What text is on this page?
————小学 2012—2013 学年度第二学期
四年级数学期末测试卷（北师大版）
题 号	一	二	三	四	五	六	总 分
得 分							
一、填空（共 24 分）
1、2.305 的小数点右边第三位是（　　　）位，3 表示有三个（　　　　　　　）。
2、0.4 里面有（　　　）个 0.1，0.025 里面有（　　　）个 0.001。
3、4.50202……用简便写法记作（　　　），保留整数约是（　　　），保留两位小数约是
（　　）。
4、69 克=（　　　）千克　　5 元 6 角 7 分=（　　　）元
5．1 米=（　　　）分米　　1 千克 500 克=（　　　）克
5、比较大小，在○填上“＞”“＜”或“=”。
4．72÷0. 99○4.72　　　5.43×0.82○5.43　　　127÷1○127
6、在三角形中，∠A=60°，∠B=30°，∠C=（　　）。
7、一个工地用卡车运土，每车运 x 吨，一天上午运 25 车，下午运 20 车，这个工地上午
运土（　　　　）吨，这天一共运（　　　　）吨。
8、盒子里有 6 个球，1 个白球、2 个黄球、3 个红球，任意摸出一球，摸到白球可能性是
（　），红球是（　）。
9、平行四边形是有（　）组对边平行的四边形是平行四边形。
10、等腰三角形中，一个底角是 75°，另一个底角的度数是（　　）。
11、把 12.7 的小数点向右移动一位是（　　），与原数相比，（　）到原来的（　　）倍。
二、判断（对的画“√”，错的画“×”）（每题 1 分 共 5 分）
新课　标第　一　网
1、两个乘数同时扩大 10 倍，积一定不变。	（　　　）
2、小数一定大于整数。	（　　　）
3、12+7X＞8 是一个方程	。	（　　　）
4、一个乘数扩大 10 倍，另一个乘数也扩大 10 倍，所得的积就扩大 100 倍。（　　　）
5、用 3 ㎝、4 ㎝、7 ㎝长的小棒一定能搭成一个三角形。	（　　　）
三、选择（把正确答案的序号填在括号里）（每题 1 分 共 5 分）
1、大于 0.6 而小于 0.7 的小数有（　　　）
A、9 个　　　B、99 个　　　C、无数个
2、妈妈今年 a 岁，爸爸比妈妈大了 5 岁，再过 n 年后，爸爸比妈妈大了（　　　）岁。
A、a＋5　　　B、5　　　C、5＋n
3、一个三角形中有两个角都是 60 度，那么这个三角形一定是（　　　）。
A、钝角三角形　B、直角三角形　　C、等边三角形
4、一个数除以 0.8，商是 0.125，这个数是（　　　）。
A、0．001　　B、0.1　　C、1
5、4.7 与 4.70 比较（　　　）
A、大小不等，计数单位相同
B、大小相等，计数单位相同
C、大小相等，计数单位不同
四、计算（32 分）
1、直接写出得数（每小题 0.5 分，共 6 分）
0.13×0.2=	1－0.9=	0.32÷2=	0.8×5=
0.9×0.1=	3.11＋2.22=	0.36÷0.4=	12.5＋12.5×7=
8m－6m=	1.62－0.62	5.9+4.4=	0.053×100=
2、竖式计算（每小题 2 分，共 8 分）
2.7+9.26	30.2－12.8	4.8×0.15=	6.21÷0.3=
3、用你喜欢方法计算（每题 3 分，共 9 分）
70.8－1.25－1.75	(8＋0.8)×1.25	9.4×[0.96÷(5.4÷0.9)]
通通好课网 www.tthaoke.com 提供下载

□ □ □ □

Here, the records must be output exactly and in full.

What text is on this page?
————小学 2012—2013 学年度第二学期
四年级数学期末测试卷（北师大版）
题 号	一	二	三	四	五	六	总 分
得 分							
一、填空（共 24 分）
1、2.305 的小数点右边第三位是（　　　）位，3 表示有三个（　　　　　　　）。
2、0.4 里面有（　　　）个 0.1，0.025 里面有（　　　）个 0.001。
3、4.50202……用简便写法记作（　　　），保留整数约是（　　　），保留两位小数约是
（　　）。
4、69 克=（　　　）千克　　5 元 6 角 7 分=（　　　）元
5．1 米=（　　　）分米　　1 千克 500 克=（　　　）克
5、比较大小，在○填上“＞”“＜”或“=”。
4．72÷0. 99○4.72　　　5.43×0.82○5.43　　　127÷1○127
6、在三角形中，∠A=60°，∠B=30°，∠C=（　　）。
7、一个工地用卡车运土，每车运 x 吨，一天上午运 25 车，下午运 20 车，这个工地上午
运土（　　　　）吨，这天一共运（　　　　）吨。
8、盒子里有 6 个球，1 个白球、2 个黄球、3 个红球，任意摸出一球，摸到白球可能性是
（　），红球是（　）。
9、平行四边形是有（　）组对边平行的四边形是平行四边形。
10、等腰三角形中，一个底角是 75°，另一个底角的度数是（　　）。
11、把 12.7 的小数点向右移动一位是（　　），与原数相比，（　）到原来的（　　）倍。
二、判断（对的画“√”，错的画“×”）（每题 1 分 共 5 分）
新课　标第　一　网
1、两个乘数同时扩大 10 倍，积一定不变。	（　　　）
2、小数一定大于整数。	（　　　）
3、12+7X＞8 是一个方程	。	（　　　）
4、一个乘数扩大 10 倍，另一个乘数也扩大 10 倍，所得的积就扩大 100 倍。（　　　）
5、用 3 ㎝、4 ㎝、7 ㎝长的小棒一定能搭成一个三角形。	（　　　）
三、选择（把正确答案的序号填在括号里）（每题 1 分 共 5 分）
1、大于 0.6 而小于 0.7 的小数有（　　　）
A、9 个　　　B、99 个　　　C、无数个
2、妈妈今年 a 岁，爸爸比妈妈大了 5 岁，再过 n 年后，爸爸比妈妈大了（　　　）岁。
A、a＋5　　　B、5　　　C、5＋n
3、一个三角形中有两个角都是 60 度，那么这个三角形一定是（　　　）。
A、钝角三角形　B、直角三角形　　C、等边三角形
4、一个数除以 0.8，商是 0.125，这个数是（　　　）。
A、0．001　　B、0.1　　C、1
5、4.7 与 4.70 比较（　　　）
A、大小不等，计数单位相同
B、大小相等，计数单位相同
C、大小相等，计数单位不同
四、计算（32 分）
1、直接写出得数（每小题 0.5 分，共 6 分）
0.13×0.2=	1－0.9=	0.32÷2=	0.8×5=
0.9×0.1=	3.11＋2.22=	0.36÷0.4=	12.5＋12.5×7=
8m－6m=	1.62－0.62	5.9+4.4=	0.053×100=
2、竖式计算（每小题 2 分，共 8 分）
2.7+9.26	30.2－12.8	4.8×0.15=	6.21÷0.3=
3、用你喜欢方法计算（每题 3 分，共 9 分）
70.8－1.25－1.75	(8＋0.8)×1.25	9.4×[0.96÷(5.4÷0.9)]
通通好课网 www.tthaoke.com 提供下载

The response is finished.